++++ DATA LINES ++++

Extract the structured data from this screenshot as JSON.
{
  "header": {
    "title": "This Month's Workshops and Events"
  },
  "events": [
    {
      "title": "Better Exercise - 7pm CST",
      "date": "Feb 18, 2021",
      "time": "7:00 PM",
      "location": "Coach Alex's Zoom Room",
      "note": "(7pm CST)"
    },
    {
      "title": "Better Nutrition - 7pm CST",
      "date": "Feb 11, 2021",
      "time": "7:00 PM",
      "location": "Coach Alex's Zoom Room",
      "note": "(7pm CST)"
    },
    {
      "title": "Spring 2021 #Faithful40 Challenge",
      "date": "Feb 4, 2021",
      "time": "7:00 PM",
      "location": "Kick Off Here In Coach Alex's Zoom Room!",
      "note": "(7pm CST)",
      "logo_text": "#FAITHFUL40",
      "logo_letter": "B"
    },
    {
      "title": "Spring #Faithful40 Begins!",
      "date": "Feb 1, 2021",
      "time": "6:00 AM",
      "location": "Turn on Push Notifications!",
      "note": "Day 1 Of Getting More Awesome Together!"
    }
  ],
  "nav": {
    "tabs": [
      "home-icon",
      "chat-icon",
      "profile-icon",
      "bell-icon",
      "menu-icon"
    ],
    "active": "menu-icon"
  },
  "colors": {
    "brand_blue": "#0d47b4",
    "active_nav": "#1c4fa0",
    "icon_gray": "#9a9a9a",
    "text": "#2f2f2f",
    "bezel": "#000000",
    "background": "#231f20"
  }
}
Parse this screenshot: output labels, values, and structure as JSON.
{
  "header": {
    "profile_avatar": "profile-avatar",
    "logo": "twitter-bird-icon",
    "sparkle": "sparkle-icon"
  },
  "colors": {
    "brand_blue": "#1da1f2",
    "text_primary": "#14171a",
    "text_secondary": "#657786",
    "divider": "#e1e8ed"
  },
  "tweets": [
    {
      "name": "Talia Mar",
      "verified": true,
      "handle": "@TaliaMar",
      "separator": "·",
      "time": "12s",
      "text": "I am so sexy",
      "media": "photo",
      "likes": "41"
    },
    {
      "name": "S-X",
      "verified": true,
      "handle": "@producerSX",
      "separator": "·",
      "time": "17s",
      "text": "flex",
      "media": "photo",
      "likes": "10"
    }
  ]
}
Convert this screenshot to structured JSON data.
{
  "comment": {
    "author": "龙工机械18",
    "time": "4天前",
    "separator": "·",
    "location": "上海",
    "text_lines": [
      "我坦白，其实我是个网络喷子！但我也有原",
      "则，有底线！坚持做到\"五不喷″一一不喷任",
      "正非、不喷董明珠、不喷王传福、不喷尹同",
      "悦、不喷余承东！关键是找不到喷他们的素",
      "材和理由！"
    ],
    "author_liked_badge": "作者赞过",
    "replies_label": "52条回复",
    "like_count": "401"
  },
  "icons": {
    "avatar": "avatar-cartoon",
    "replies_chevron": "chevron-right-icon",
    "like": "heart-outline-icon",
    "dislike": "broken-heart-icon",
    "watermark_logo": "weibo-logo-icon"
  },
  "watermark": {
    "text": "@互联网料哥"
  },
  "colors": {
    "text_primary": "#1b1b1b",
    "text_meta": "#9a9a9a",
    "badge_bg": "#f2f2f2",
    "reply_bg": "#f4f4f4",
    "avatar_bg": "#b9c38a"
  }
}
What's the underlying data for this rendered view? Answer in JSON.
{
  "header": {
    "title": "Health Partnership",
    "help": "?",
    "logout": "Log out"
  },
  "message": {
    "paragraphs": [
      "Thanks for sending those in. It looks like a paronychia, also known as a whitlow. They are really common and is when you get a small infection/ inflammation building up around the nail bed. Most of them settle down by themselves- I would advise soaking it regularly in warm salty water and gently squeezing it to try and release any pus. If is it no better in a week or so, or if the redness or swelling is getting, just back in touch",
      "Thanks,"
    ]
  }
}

++++

PROBLEM DESCRIPTION:
Collect every line above that contains the word "title".

TASK OUTPUT:
    "title": "This Month's Workshops and Events"
      "title": "Better Exercise - 7pm CST",
      "title": "Better Nutrition - 7pm CST",
      "title": "Spring 2021 #Faithful40 Challenge",
      "title": "Spring #Faithful40 Begins!",
    "title": "Health Partnership",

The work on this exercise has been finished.